--- Start PROVIDED RECORDS ---

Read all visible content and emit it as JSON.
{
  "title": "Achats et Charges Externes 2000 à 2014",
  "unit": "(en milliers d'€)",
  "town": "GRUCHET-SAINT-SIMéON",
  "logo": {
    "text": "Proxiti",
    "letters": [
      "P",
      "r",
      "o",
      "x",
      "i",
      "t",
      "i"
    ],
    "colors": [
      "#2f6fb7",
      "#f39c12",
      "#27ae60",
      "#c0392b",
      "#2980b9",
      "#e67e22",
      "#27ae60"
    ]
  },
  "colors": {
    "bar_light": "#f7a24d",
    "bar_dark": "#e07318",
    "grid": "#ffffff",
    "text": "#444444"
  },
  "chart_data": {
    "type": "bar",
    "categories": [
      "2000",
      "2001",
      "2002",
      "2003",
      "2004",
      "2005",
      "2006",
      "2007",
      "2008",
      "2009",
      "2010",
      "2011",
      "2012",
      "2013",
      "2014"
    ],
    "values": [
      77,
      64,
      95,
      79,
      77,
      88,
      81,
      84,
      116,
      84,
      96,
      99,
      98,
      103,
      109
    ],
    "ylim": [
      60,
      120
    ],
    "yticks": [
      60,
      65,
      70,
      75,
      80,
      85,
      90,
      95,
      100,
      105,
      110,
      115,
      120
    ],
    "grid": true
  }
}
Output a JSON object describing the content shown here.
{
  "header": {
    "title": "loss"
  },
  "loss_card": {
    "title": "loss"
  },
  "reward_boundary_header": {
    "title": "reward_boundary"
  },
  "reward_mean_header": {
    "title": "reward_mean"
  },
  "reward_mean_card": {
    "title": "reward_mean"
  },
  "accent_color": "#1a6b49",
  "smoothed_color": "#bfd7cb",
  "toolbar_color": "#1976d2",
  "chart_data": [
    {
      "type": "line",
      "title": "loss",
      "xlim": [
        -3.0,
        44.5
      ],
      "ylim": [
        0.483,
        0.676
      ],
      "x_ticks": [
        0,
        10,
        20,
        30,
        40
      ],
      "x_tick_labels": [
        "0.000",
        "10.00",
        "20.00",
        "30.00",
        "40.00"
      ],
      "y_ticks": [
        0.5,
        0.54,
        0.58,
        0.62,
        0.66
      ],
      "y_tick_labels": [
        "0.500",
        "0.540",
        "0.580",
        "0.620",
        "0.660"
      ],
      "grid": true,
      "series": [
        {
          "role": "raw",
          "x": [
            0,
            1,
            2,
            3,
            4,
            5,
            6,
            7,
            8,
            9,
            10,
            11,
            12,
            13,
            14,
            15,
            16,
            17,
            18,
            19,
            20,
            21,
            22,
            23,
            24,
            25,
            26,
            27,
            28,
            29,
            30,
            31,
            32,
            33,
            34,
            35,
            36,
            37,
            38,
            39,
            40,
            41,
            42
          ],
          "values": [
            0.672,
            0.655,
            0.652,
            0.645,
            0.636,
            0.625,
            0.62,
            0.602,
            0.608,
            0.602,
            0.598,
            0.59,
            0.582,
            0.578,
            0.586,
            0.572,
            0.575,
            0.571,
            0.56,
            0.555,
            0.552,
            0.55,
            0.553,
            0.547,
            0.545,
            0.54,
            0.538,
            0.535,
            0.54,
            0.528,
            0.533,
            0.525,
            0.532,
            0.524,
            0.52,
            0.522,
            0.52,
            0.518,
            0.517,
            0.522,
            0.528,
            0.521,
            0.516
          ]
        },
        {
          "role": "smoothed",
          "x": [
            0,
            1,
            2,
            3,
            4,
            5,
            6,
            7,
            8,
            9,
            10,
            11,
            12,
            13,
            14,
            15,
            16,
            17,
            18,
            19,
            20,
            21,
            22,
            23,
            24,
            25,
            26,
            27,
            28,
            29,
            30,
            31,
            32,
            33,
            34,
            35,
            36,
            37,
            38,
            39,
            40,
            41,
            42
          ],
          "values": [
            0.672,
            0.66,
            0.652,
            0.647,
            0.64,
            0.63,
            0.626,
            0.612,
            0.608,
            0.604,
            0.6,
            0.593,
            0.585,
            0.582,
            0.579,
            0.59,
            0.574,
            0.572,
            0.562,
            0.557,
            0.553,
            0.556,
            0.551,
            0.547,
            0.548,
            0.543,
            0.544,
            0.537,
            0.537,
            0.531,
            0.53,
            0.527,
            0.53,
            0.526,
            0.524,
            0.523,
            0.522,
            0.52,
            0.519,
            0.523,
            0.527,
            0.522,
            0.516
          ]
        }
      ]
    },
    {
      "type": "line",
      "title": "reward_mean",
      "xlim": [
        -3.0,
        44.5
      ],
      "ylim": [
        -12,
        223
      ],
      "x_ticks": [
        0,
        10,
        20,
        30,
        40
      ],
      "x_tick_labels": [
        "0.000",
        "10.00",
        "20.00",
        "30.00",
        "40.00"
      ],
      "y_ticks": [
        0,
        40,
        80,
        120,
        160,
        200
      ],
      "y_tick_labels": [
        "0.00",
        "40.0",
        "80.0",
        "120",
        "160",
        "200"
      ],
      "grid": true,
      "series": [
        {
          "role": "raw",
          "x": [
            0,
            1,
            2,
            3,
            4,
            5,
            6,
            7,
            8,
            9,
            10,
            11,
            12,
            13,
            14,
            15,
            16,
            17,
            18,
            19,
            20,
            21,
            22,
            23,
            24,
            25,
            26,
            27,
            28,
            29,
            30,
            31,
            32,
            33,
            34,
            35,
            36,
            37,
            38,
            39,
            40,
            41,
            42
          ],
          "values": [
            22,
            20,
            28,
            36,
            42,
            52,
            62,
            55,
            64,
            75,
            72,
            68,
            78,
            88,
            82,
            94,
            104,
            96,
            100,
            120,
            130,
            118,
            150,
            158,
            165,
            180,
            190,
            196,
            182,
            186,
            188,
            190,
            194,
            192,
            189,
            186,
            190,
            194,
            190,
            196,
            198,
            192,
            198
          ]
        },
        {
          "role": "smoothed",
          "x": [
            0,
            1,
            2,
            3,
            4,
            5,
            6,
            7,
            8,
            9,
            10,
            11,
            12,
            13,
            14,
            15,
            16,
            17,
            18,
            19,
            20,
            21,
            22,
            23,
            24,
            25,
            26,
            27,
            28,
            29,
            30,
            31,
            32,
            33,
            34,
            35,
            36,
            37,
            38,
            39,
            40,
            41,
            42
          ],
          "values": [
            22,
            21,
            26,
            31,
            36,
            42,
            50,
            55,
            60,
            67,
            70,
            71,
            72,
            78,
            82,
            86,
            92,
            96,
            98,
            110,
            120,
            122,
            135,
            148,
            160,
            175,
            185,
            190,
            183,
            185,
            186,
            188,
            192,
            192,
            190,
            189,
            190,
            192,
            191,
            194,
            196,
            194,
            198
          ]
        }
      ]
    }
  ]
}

--- End PROVIDED RECORDS ---

Extract the entries above verbatim.

**RESULT OF THIS TASK**.
Read all visible content and emit it as JSON.
{
  "title": "Achats et Charges Externes 2000 à 2014",
  "unit": "(en milliers d'€)",
  "town": "GRUCHET-SAINT-SIMéON",
  "logo": {
    "text": "Proxiti",
    "letters": [
      "P",
      "r",
      "o",
      "x",
      "i",
      "t",
      "i"
    ],
    "colors": [
      "#2f6fb7",
      "#f39c12",
      "#27ae60",
      "#c0392b",
      "#2980b9",
      "#e67e22",
      "#27ae60"
    ]
  },
  "colors": {
    "bar_light": "#f7a24d",
    "bar_dark": "#e07318",
    "grid": "#ffffff",
    "text": "#444444"
  },
  "chart_data": {
    "type": "bar",
    "categories": [
      "2000",
      "2001",
      "2002",
      "2003",
      "2004",
      "2005",
      "2006",
      "2007",
      "2008",
      "2009",
      "2010",
      "2011",
      "2012",
      "2013",
      "2014"
    ],
    "values": [
      77,
      64,
      95,
      79,
      77,
      88,
      81,
      84,
      116,
      84,
      96,
      99,
      98,
      103,
      109
    ],
    "ylim": [
      60,
      120
    ],
    "yticks": [
      60,
      65,
      70,
      75,
      80,
      85,
      90,
      95,
      100,
      105,
      110,
      115,
      120
    ],
    "grid": true
  }
}
Output a JSON object describing the content shown here.
{
  "header": {
    "title": "loss"
  },
  "loss_card": {
    "title": "loss"
  },
  "reward_boundary_header": {
    "title": "reward_boundary"
  },
  "reward_mean_header": {
    "title": "reward_mean"
  },
  "reward_mean_card": {
    "title": "reward_mean"
  },
  "accent_color": "#1a6b49",
  "smoothed_color": "#bfd7cb",
  "toolbar_color": "#1976d2",
  "chart_data": [
    {
      "type": "line",
      "title": "loss",
      "xlim": [
        -3.0,
        44.5
      ],
      "ylim": [
        0.483,
        0.676
      ],
      "x_ticks": [
        0,
        10,
        20,
        30,
        40
      ],
      "x_tick_labels": [
        "0.000",
        "10.00",
        "20.00",
        "30.00",
        "40.00"
      ],
      "y_ticks": [
        0.5,
        0.54,
        0.58,
        0.62,
        0.66
      ],
      "y_tick_labels": [
        "0.500",
        "0.540",
        "0.580",
        "0.620",
        "0.660"
      ],
      "grid": true,
      "series": [
        {
          "role": "raw",
          "x": [
            0,
            1,
            2,
            3,
            4,
            5,
            6,
            7,
            8,
            9,
            10,
            11,
            12,
            13,
            14,
            15,
            16,
            17,
            18,
            19,
            20,
            21,
            22,
            23,
            24,
            25,
            26,
            27,
            28,
            29,
            30,
            31,
            32,
            33,
            34,
            35,
            36,
            37,
            38,
            39,
            40,
            41,
            42
          ],
          "values": [
            0.672,
            0.655,
            0.652,
            0.645,
            0.636,
            0.625,
            0.62,
            0.602,
            0.608,
            0.602,
            0.598,
            0.59,
            0.582,
            0.578,
            0.586,
            0.572,
            0.575,
            0.571,
            0.56,
            0.555,
            0.552,
            0.55,
            0.553,
            0.547,
            0.545,
            0.54,
            0.538,
            0.535,
            0.54,
            0.528,
            0.533,
            0.525,
            0.532,
            0.524,
            0.52,
            0.522,
            0.52,
            0.518,
            0.517,
            0.522,
            0.528,
            0.521,
            0.516
          ]
        },
        {
          "role": "smoothed",
          "x": [
            0,
            1,
            2,
            3,
            4,
            5,
            6,
            7,
            8,
            9,
            10,
            11,
            12,
            13,
            14,
            15,
            16,
            17,
            18,
            19,
            20,
            21,
            22,
            23,
            24,
            25,
            26,
            27,
            28,
            29,
            30,
            31,
            32,
            33,
            34,
            35,
            36,
            37,
            38,
            39,
            40,
            41,
            42
          ],
          "values": [
            0.672,
            0.66,
            0.652,
            0.647,
            0.64,
            0.63,
            0.626,
            0.612,
            0.608,
            0.604,
            0.6,
            0.593,
            0.585,
            0.582,
            0.579,
            0.59,
            0.574,
            0.572,
            0.562,
            0.557,
            0.553,
            0.556,
            0.551,
            0.547,
            0.548,
            0.543,
            0.544,
            0.537,
            0.537,
            0.531,
            0.53,
            0.527,
            0.53,
            0.526,
            0.524,
            0.523,
            0.522,
            0.52,
            0.519,
            0.523,
            0.527,
            0.522,
            0.516
          ]
        }
      ]
    },
    {
      "type": "line",
      "title": "reward_mean",
      "xlim": [
        -3.0,
        44.5
      ],
      "ylim": [
        -12,
        223
      ],
      "x_ticks": [
        0,
        10,
        20,
        30,
        40
      ],
      "x_tick_labels": [
        "0.000",
        "10.00",
        "20.00",
        "30.00",
        "40.00"
      ],
      "y_ticks": [
        0,
        40,
        80,
        120,
        160,
        200
      ],
      "y_tick_labels": [
        "0.00",
        "40.0",
        "80.0",
        "120",
        "160",
        "200"
      ],
      "grid": true,
      "series": [
        {
          "role": "raw",
          "x": [
            0,
            1,
            2,
            3,
            4,
            5,
            6,
            7,
            8,
            9,
            10,
            11,
            12,
            13,
            14,
            15,
            16,
            17,
            18,
            19,
            20,
            21,
            22,
            23,
            24,
            25,
            26,
            27,
            28,
            29,
            30,
            31,
            32,
            33,
            34,
            35,
            36,
            37,
            38,
            39,
            40,
            41,
            42
          ],
          "values": [
            22,
            20,
            28,
            36,
            42,
            52,
            62,
            55,
            64,
            75,
            72,
            68,
            78,
            88,
            82,
            94,
            104,
            96,
            100,
            120,
            130,
            118,
            150,
            158,
            165,
            180,
            190,
            196,
            182,
            186,
            188,
            190,
            194,
            192,
            189,
            186,
            190,
            194,
            190,
            196,
            198,
            192,
            198
          ]
        },
        {
          "role": "smoothed",
          "x": [
            0,
            1,
            2,
            3,
            4,
            5,
            6,
            7,
            8,
            9,
            10,
            11,
            12,
            13,
            14,
            15,
            16,
            17,
            18,
            19,
            20,
            21,
            22,
            23,
            24,
            25,
            26,
            27,
            28,
            29,
            30,
            31,
            32,
            33,
            34,
            35,
            36,
            37,
            38,
            39,
            40,
            41,
            42
          ],
          "values": [
            22,
            21,
            26,
            31,
            36,
            42,
            50,
            55,
            60,
            67,
            70,
            71,
            72,
            78,
            82,
            86,
            92,
            96,
            98,
            110,
            120,
            122,
            135,
            148,
            160,
            175,
            185,
            190,
            183,
            185,
            186,
            188,
            192,
            192,
            190,
            189,
            190,
            192,
            191,
            194,
            196,
            194,
            198
          ]
        }
      ]
    }
  ]
}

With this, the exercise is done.